### Structured figure records
========================================
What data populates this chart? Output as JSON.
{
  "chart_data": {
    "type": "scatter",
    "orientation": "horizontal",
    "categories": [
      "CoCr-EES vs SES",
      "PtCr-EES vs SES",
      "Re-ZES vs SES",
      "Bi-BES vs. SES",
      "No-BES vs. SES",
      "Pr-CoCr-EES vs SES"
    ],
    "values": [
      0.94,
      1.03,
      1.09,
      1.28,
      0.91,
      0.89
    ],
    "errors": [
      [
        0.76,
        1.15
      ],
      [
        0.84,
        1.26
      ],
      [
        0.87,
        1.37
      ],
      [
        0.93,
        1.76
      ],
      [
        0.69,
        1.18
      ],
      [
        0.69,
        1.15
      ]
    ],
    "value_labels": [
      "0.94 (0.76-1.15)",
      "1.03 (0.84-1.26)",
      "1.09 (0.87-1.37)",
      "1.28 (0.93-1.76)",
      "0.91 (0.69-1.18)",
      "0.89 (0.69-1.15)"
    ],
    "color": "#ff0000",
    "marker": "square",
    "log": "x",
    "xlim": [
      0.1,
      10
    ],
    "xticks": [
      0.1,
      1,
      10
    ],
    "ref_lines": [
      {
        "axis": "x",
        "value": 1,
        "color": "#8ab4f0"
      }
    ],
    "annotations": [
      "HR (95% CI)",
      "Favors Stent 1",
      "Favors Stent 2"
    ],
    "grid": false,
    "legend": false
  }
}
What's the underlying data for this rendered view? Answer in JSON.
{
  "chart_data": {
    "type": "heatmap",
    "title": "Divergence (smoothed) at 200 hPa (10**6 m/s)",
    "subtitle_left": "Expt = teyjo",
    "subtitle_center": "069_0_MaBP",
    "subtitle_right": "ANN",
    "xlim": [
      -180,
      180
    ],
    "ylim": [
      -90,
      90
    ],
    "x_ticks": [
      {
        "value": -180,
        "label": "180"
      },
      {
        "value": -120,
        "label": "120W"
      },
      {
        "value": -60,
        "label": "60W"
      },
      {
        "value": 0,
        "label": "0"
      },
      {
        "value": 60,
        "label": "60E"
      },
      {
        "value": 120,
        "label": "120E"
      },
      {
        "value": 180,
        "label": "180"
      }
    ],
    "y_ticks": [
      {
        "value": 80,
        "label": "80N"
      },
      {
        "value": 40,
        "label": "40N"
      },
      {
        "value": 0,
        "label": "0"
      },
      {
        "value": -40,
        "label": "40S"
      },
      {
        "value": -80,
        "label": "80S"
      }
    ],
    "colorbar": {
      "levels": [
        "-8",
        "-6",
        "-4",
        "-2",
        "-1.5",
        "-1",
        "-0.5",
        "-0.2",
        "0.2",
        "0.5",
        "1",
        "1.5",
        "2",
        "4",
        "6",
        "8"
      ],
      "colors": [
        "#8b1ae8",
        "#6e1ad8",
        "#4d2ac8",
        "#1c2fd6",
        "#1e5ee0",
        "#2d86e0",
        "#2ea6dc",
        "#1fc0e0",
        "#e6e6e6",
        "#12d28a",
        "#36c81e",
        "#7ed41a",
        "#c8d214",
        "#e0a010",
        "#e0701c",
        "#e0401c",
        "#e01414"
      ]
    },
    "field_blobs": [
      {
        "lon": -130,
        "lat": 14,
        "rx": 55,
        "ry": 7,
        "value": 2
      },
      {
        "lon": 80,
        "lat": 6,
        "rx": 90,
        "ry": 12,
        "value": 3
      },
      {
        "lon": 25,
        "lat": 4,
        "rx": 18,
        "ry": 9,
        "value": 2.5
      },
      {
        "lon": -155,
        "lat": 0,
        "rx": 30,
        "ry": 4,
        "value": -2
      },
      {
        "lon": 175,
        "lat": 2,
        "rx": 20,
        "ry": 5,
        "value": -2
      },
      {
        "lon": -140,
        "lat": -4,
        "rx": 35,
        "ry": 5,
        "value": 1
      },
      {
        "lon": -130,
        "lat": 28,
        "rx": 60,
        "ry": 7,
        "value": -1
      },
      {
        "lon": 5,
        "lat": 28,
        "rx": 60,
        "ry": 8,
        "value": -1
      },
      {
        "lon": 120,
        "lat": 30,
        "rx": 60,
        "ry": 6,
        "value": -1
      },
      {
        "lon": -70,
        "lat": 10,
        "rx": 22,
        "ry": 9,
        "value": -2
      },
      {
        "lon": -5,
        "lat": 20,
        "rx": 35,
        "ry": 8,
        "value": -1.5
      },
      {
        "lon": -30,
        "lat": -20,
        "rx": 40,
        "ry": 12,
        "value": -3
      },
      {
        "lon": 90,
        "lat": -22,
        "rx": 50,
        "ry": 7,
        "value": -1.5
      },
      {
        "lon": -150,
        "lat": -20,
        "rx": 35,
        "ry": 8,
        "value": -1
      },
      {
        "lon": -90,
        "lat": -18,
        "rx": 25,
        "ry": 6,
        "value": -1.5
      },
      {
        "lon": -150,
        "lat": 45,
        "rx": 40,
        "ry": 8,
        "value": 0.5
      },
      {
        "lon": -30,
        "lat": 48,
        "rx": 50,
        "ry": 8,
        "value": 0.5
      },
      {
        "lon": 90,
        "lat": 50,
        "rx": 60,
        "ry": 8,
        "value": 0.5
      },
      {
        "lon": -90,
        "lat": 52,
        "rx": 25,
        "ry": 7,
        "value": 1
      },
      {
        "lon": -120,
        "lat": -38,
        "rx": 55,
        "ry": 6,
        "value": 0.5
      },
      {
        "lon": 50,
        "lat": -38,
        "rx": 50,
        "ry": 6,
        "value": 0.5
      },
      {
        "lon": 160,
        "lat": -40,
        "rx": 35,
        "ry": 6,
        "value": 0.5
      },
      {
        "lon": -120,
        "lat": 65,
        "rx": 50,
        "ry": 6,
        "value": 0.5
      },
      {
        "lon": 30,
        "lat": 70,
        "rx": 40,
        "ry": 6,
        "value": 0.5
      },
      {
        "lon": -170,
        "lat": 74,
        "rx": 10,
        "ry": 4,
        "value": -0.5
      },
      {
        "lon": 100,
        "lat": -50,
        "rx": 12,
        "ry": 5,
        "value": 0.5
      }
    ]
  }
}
========================================
### Goal
Your task is to retype all the records above with nothing left out.

### Solution for this exercise
What data populates this chart? Output as JSON.
{
  "chart_data": {
    "type": "scatter",
    "orientation": "horizontal",
    "categories": [
      "CoCr-EES vs SES",
      "PtCr-EES vs SES",
      "Re-ZES vs SES",
      "Bi-BES vs. SES",
      "No-BES vs. SES",
      "Pr-CoCr-EES vs SES"
    ],
    "values": [
      0.94,
      1.03,
      1.09,
      1.28,
      0.91,
      0.89
    ],
    "errors": [
      [
        0.76,
        1.15
      ],
      [
        0.84,
        1.26
      ],
      [
        0.87,
        1.37
      ],
      [
        0.93,
        1.76
      ],
      [
        0.69,
        1.18
      ],
      [
        0.69,
        1.15
      ]
    ],
    "value_labels": [
      "0.94 (0.76-1.15)",
      "1.03 (0.84-1.26)",
      "1.09 (0.87-1.37)",
      "1.28 (0.93-1.76)",
      "0.91 (0.69-1.18)",
      "0.89 (0.69-1.15)"
    ],
    "color": "#ff0000",
    "marker": "square",
    "log": "x",
    "xlim": [
      0.1,
      10
    ],
    "xticks": [
      0.1,
      1,
      10
    ],
    "ref_lines": [
      {
        "axis": "x",
        "value": 1,
        "color": "#8ab4f0"
      }
    ],
    "annotations": [
      "HR (95% CI)",
      "Favors Stent 1",
      "Favors Stent 2"
    ],
    "grid": false,
    "legend": false
  }
}
What's the underlying data for this rendered view? Answer in JSON.
{
  "chart_data": {
    "type": "heatmap",
    "title": "Divergence (smoothed) at 200 hPa (10**6 m/s)",
    "subtitle_left": "Expt = teyjo",
    "subtitle_center": "069_0_MaBP",
    "subtitle_right": "ANN",
    "xlim": [
      -180,
      180
    ],
    "ylim": [
      -90,
      90
    ],
    "x_ticks": [
      {
        "value": -180,
        "label": "180"
      },
      {
        "value": -120,
        "label": "120W"
      },
      {
        "value": -60,
        "label": "60W"
      },
      {
        "value": 0,
        "label": "0"
      },
      {
        "value": 60,
        "label": "60E"
      },
      {
        "value": 120,
        "label": "120E"
      },
      {
        "value": 180,
        "label": "180"
      }
    ],
    "y_ticks": [
      {
        "value": 80,
        "label": "80N"
      },
      {
        "value": 40,
        "label": "40N"
      },
      {
        "value": 0,
        "label": "0"
      },
      {
        "value": -40,
        "label": "40S"
      },
      {
        "value": -80,
        "label": "80S"
      }
    ],
    "colorbar": {
      "levels": [
        "-8",
        "-6",
        "-4",
        "-2",
        "-1.5",
        "-1",
        "-0.5",
        "-0.2",
        "0.2",
        "0.5",
        "1",
        "1.5",
        "2",
        "4",
        "6",
        "8"
      ],
      "colors": [
        "#8b1ae8",
        "#6e1ad8",
        "#4d2ac8",
        "#1c2fd6",
        "#1e5ee0",
        "#2d86e0",
        "#2ea6dc",
        "#1fc0e0",
        "#e6e6e6",
        "#12d28a",
        "#36c81e",
        "#7ed41a",
        "#c8d214",
        "#e0a010",
        "#e0701c",
        "#e0401c",
        "#e01414"
      ]
    },
    "field_blobs": [
      {
        "lon": -130,
        "lat": 14,
        "rx": 55,
        "ry": 7,
        "value": 2
      },
      {
        "lon": 80,
        "lat": 6,
        "rx": 90,
        "ry": 12,
        "value": 3
      },
      {
        "lon": 25,
        "lat": 4,
        "rx": 18,
        "ry": 9,
        "value": 2.5
      },
      {
        "lon": -155,
        "lat": 0,
        "rx": 30,
        "ry": 4,
        "value": -2
      },
      {
        "lon": 175,
        "lat": 2,
        "rx": 20,
        "ry": 5,
        "value": -2
      },
      {
        "lon": -140,
        "lat": -4,
        "rx": 35,
        "ry": 5,
        "value": 1
      },
      {
        "lon": -130,
        "lat": 28,
        "rx": 60,
        "ry": 7,
        "value": -1
      },
      {
        "lon": 5,
        "lat": 28,
        "rx": 60,
        "ry": 8,
        "value": -1
      },
      {
        "lon": 120,
        "lat": 30,
        "rx": 60,
        "ry": 6,
        "value": -1
      },
      {
        "lon": -70,
        "lat": 10,
        "rx": 22,
        "ry": 9,
        "value": -2
      },
      {
        "lon": -5,
        "lat": 20,
        "rx": 35,
        "ry": 8,
        "value": -1.5
      },
      {
        "lon": -30,
        "lat": -20,
        "rx": 40,
        "ry": 12,
        "value": -3
      },
      {
        "lon": 90,
        "lat": -22,
        "rx": 50,
        "ry": 7,
        "value": -1.5
      },
      {
        "lon": -150,
        "lat": -20,
        "rx": 35,
        "ry": 8,
        "value": -1
      },
      {
        "lon": -90,
        "lat": -18,
        "rx": 25,
        "ry": 6,
        "value": -1.5
      },
      {
        "lon": -150,
        "lat": 45,
        "rx": 40,
        "ry": 8,
        "value": 0.5
      },
      {
        "lon": -30,
        "lat": 48,
        "rx": 50,
        "ry": 8,
        "value": 0.5
      },
      {
        "lon": 90,
        "lat": 50,
        "rx": 60,
        "ry": 8,
        "value": 0.5
      },
      {
        "lon": -90,
        "lat": 52,
        "rx": 25,
        "ry": 7,
        "value": 1
      },
      {
        "lon": -120,
        "lat": -38,
        "rx": 55,
        "ry": 6,
        "value": 0.5
      },
      {
        "lon": 50,
        "lat": -38,
        "rx": 50,
        "ry": 6,
        "value": 0.5
      },
      {
        "lon": 160,
        "lat": -40,
        "rx": 35,
        "ry": 6,
        "value": 0.5
      },
      {
        "lon": -120,
        "lat": 65,
        "rx": 50,
        "ry": 6,
        "value": 0.5
      },
      {
        "lon": 30,
        "lat": 70,
        "rx": 40,
        "ry": 6,
        "value": 0.5
      },
      {
        "lon": -170,
        "lat": 74,
        "rx": 10,
        "ry": 4,
        "value": -0.5
      },
      {
        "lon": 100,
        "lat": -50,
        "rx": 12,
        "ry": 5,
        "value": 0.5
      }
    ]
  }
}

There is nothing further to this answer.